» What you have to do:
Select all lines with the string "chọn" in them, and copy those lines.

» Data to use:
+ + + + + + +

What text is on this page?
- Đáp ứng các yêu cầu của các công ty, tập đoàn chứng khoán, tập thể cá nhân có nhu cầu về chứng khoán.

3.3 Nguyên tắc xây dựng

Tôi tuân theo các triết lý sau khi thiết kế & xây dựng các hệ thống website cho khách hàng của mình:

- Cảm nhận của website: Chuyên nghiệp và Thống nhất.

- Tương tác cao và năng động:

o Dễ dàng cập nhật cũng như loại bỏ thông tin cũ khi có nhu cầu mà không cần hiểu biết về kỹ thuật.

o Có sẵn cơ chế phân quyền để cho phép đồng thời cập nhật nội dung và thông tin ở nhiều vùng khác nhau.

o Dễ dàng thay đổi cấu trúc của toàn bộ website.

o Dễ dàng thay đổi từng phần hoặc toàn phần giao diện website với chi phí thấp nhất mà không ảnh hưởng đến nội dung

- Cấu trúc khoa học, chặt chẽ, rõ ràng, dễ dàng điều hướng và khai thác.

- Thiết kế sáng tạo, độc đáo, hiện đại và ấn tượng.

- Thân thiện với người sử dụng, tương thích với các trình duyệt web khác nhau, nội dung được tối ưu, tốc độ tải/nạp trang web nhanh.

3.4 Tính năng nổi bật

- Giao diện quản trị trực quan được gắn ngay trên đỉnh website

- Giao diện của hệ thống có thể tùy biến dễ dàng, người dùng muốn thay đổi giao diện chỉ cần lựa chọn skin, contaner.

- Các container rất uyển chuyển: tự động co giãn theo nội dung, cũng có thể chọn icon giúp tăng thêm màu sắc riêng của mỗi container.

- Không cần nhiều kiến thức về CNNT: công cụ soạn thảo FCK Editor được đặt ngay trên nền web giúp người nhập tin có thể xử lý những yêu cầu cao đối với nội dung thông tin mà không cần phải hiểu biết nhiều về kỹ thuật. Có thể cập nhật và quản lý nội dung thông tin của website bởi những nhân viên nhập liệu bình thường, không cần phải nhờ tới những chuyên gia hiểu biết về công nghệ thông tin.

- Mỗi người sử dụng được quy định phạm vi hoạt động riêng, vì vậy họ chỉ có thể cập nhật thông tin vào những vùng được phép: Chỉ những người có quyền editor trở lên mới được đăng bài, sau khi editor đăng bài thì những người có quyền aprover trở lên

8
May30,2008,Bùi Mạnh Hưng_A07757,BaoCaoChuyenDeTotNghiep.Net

+ + + + + + +

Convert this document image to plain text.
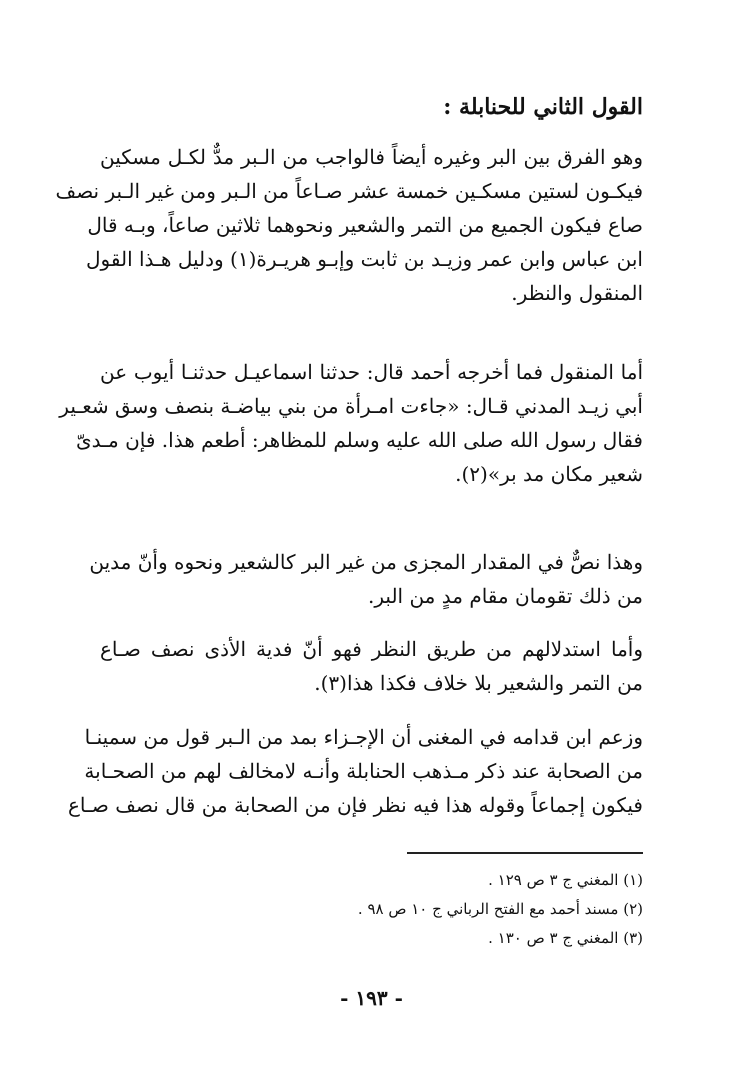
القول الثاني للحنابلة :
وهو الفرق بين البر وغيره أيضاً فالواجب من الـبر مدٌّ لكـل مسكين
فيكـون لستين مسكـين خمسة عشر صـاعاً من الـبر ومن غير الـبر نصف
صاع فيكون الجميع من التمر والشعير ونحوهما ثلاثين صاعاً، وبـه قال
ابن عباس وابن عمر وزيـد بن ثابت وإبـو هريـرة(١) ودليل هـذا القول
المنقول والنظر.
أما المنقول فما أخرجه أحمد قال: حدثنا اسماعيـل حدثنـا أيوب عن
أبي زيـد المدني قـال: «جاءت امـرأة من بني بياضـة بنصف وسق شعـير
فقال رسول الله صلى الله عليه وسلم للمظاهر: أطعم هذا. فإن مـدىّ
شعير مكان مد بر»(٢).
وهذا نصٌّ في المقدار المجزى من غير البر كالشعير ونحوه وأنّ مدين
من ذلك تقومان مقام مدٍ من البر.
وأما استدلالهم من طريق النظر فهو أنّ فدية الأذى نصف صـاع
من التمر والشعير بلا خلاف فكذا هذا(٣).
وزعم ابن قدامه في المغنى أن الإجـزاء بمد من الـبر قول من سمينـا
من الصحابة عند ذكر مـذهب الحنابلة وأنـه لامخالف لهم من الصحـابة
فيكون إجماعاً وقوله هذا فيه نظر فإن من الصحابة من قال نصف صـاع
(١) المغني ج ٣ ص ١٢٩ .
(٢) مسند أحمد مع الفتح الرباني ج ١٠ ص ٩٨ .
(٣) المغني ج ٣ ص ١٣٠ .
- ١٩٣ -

+ + + + + + +

» Task output:
- Giao diện của hệ thống có thể tùy biến dễ dàng, người dùng muốn thay đổi giao diện chỉ cần lựa chọn skin, contaner.
- Các container rất uyển chuyển: tự động co giãn theo nội dung, cũng có thể chọn icon giúp tăng thêm màu sắc riêng của mỗi container.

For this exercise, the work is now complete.